WORK REQUIRED: Reply only with how many lines contain the word "data".
*** RECORDS TO USE
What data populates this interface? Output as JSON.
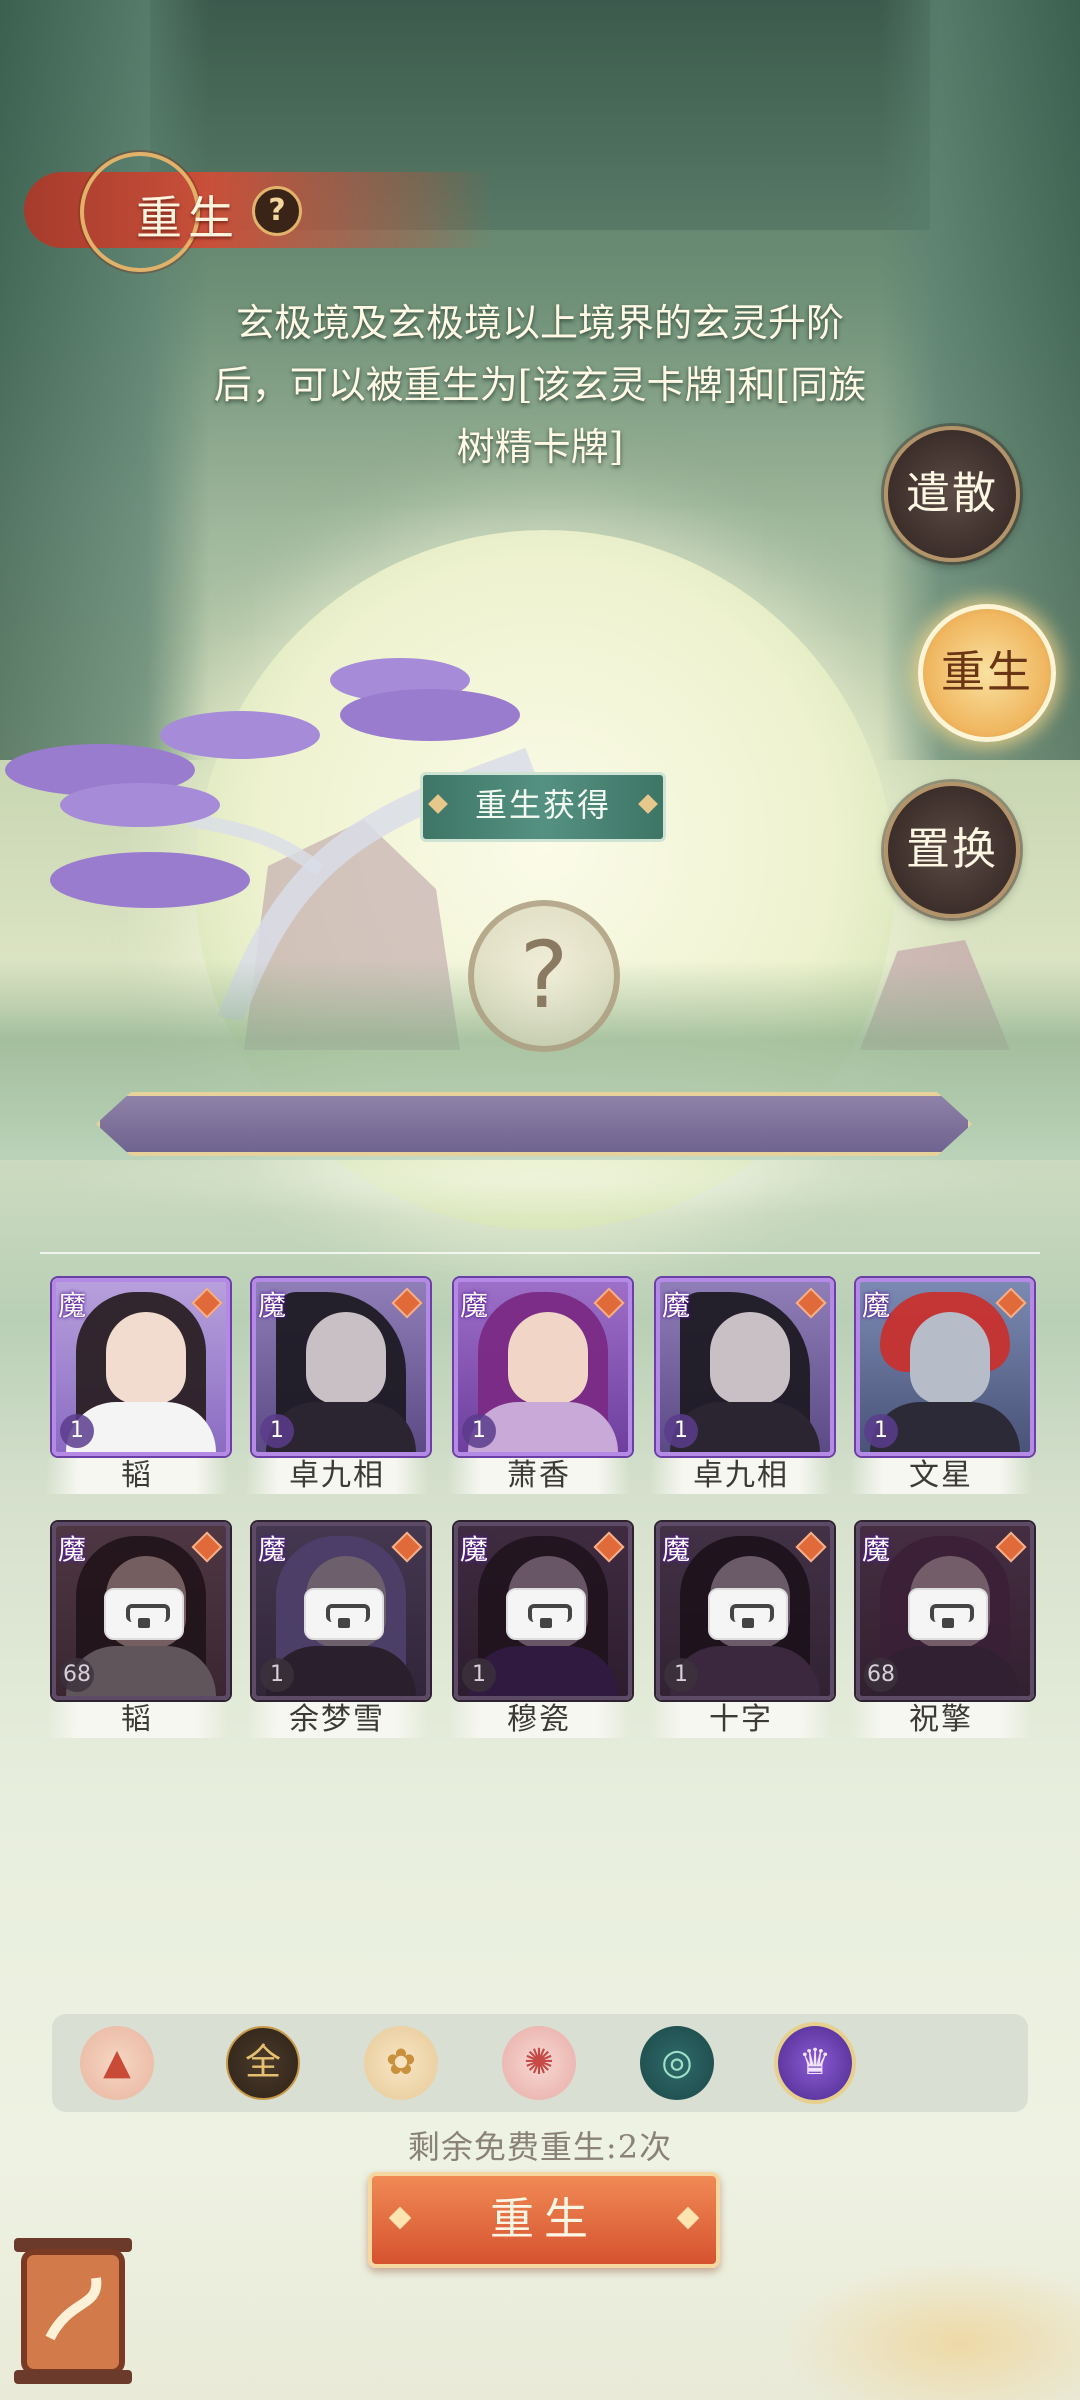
{
  "header": {
    "title": "重生",
    "help_icon": "?"
  },
  "description": "玄极境及玄极境以上境界的玄灵升阶后，可以被重生为[该玄灵卡牌]和[同族树精卡牌]",
  "side_tabs": [
    {
      "label": "遣散",
      "active": false
    },
    {
      "label": "重生",
      "active": true
    },
    {
      "label": "置换",
      "active": false
    }
  ],
  "result_panel": {
    "label": "重生获得",
    "placeholder": "?"
  },
  "cards": [
    {
      "name": "韬",
      "tag": "魔",
      "level": "1",
      "active": true
    },
    {
      "name": "卓九相",
      "tag": "魔",
      "level": "1",
      "active": true
    },
    {
      "name": "萧香",
      "tag": "魔",
      "level": "1",
      "active": true
    },
    {
      "name": "卓九相",
      "tag": "魔",
      "level": "1",
      "active": true
    },
    {
      "name": "文星",
      "tag": "魔",
      "level": "1",
      "active": true
    },
    {
      "name": "韬",
      "tag": "魔",
      "level": "68",
      "active": false
    },
    {
      "name": "余梦雪",
      "tag": "魔",
      "level": "1",
      "active": false
    },
    {
      "name": "穆瓷",
      "tag": "魔",
      "level": "1",
      "active": false
    },
    {
      "name": "十字",
      "tag": "魔",
      "level": "1",
      "active": false
    },
    {
      "name": "祝擎",
      "tag": "魔",
      "level": "68",
      "active": false
    }
  ],
  "factions": [
    {
      "icon": "all-faction-icon",
      "glyph": "▲",
      "color": "#c94a36"
    },
    {
      "icon": "gold-faction-icon",
      "glyph": "全",
      "color": "#b88a3a"
    },
    {
      "icon": "lotus-faction-icon",
      "glyph": "✿",
      "color": "#c9913e"
    },
    {
      "icon": "spider-faction-icon",
      "glyph": "✺",
      "color": "#c64a46"
    },
    {
      "icon": "water-faction-icon",
      "glyph": "◎",
      "color": "#3a8a86"
    },
    {
      "icon": "demon-faction-icon",
      "glyph": "♛",
      "color": "#7a4ac4"
    }
  ],
  "remaining_text": "剩余免费重生:2次",
  "action_button": "重生"
}
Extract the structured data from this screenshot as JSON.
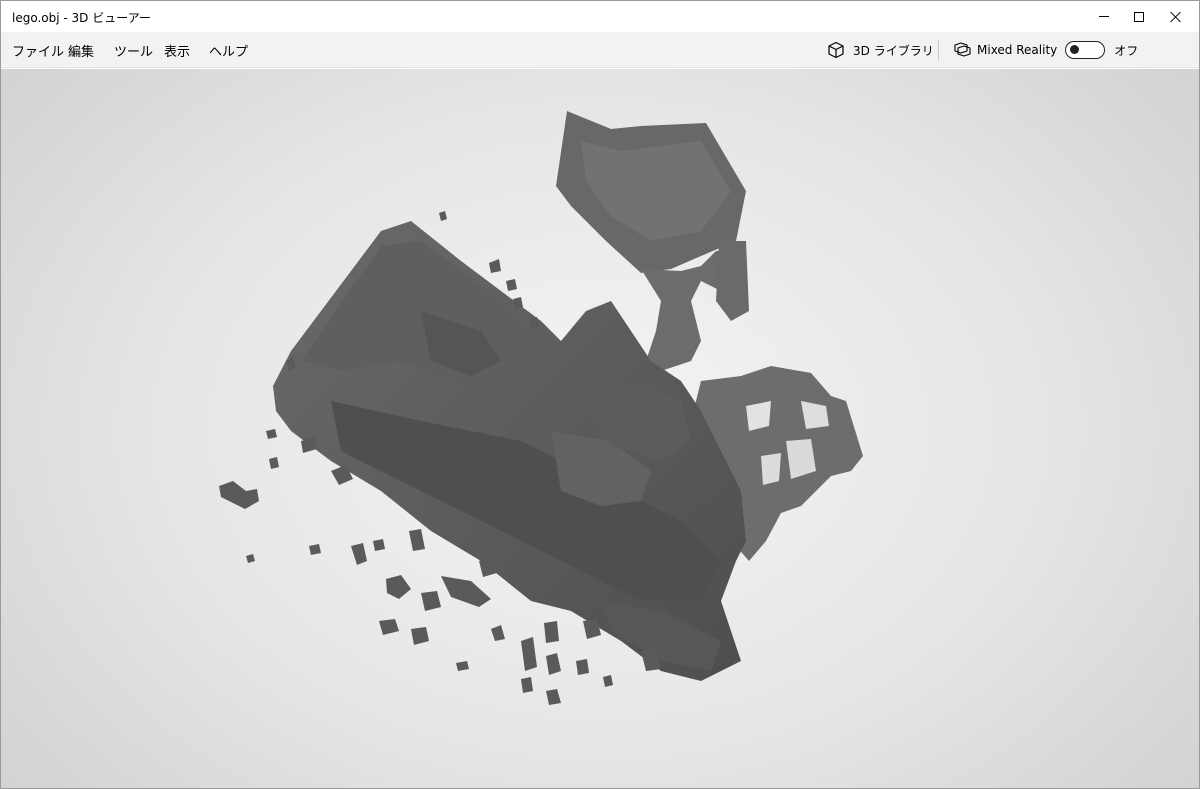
{
  "window": {
    "title": "lego.obj - 3D ビューアー"
  },
  "menu": {
    "file": "ファイル",
    "edit": "編集",
    "tools": "ツール",
    "view": "表示",
    "help": "ヘルプ"
  },
  "toolbar": {
    "library_label": "3D ライブラリ",
    "library_icon": "cube-outline-icon",
    "mixed_reality_label": "Mixed Reality",
    "mixed_reality_icon": "mixed-reality-icon",
    "mixed_reality_state": "オフ",
    "mixed_reality_on": false
  },
  "viewport": {
    "model_color": "#5a5a5a"
  }
}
******
OUTPUT FOR THIS TASK: 2